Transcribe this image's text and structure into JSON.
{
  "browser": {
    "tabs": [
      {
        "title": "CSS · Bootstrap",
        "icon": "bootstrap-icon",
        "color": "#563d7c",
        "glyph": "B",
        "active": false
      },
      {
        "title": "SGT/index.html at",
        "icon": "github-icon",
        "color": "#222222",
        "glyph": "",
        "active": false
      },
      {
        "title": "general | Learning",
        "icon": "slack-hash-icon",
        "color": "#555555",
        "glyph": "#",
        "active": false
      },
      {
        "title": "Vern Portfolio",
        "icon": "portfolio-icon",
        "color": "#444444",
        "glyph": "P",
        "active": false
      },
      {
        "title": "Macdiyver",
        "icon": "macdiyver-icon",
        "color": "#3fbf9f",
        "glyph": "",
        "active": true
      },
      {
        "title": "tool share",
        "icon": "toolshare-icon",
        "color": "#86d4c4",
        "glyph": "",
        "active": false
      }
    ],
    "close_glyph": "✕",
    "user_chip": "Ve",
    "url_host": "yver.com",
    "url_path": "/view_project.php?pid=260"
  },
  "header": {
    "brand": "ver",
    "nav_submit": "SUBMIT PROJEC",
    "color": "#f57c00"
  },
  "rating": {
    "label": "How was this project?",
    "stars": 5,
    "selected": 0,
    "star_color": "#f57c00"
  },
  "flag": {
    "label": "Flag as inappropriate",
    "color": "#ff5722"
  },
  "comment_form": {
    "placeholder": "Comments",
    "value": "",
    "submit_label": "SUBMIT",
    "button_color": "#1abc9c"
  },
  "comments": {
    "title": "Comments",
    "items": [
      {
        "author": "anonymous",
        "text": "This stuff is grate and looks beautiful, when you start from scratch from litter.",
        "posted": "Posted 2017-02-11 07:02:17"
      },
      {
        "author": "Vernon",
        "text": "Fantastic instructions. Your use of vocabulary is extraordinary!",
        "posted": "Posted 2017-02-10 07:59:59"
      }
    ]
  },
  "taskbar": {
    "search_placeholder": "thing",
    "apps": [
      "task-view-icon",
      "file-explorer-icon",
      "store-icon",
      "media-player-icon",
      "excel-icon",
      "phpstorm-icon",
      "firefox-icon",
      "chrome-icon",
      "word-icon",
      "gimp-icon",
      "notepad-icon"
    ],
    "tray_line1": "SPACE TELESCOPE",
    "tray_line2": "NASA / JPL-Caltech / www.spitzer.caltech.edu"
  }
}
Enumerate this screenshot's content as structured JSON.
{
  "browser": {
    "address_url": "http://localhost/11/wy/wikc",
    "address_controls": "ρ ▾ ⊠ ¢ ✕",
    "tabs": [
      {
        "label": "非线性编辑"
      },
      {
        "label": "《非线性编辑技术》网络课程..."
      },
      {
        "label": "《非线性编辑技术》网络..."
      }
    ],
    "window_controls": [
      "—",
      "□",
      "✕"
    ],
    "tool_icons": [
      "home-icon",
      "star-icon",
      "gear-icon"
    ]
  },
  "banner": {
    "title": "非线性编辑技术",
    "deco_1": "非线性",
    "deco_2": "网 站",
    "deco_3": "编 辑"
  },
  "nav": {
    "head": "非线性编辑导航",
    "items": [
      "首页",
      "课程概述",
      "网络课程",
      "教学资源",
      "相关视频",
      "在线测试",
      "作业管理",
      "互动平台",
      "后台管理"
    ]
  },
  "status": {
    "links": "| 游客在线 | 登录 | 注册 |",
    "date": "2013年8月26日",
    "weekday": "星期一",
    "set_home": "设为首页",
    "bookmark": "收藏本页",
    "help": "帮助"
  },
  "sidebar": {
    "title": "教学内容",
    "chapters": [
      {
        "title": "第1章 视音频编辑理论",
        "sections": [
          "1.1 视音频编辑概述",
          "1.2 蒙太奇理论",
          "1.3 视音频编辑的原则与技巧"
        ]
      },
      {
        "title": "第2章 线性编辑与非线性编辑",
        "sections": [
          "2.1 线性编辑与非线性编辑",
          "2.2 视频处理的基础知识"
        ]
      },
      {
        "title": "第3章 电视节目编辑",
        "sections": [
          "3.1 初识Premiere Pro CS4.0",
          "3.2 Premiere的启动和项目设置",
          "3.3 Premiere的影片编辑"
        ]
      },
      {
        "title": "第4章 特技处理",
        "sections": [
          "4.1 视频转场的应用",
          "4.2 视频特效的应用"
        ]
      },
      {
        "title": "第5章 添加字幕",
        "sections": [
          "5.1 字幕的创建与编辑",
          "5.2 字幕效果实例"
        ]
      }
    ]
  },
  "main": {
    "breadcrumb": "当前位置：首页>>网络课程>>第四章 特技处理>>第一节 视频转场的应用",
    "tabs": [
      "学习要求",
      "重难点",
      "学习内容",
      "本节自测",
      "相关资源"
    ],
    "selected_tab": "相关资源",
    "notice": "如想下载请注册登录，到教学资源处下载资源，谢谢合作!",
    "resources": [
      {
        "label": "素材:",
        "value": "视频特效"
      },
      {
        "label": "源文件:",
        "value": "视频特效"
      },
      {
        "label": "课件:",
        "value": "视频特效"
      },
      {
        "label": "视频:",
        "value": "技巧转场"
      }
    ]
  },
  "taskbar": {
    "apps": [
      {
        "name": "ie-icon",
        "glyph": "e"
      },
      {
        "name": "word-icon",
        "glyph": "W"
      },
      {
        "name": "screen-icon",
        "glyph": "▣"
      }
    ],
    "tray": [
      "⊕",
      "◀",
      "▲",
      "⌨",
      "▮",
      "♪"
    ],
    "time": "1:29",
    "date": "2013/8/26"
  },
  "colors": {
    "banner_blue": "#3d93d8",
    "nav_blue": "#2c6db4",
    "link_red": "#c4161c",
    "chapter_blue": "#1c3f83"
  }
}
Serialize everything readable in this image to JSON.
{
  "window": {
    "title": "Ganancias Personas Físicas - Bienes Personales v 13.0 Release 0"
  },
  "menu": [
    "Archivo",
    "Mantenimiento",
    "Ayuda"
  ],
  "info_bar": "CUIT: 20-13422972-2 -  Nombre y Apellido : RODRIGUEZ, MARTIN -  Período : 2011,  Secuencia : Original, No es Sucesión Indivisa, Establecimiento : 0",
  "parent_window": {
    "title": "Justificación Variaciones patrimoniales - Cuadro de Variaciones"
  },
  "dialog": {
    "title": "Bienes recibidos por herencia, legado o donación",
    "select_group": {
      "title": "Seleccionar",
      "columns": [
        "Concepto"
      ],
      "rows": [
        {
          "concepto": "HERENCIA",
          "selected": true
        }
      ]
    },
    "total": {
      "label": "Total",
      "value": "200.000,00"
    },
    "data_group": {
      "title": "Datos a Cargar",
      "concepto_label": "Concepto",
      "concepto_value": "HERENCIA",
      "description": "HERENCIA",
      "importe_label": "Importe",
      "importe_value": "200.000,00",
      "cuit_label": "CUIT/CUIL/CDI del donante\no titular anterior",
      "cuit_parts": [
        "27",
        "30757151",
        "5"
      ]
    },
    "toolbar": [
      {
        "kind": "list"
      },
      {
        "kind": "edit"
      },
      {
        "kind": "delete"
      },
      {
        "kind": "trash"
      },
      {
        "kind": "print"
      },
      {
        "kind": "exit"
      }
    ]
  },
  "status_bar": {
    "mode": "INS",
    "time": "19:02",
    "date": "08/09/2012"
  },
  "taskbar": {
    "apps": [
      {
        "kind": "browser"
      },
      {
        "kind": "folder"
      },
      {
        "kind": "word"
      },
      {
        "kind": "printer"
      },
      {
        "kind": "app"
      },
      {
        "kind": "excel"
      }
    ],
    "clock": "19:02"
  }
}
════════════════
§ **DIRECTIONS**
Copy each line that contains the word "image".

§ **THE REPLY**
Transcribe this image's text and structure into JSON.
Serialize everything readable in this image to JSON.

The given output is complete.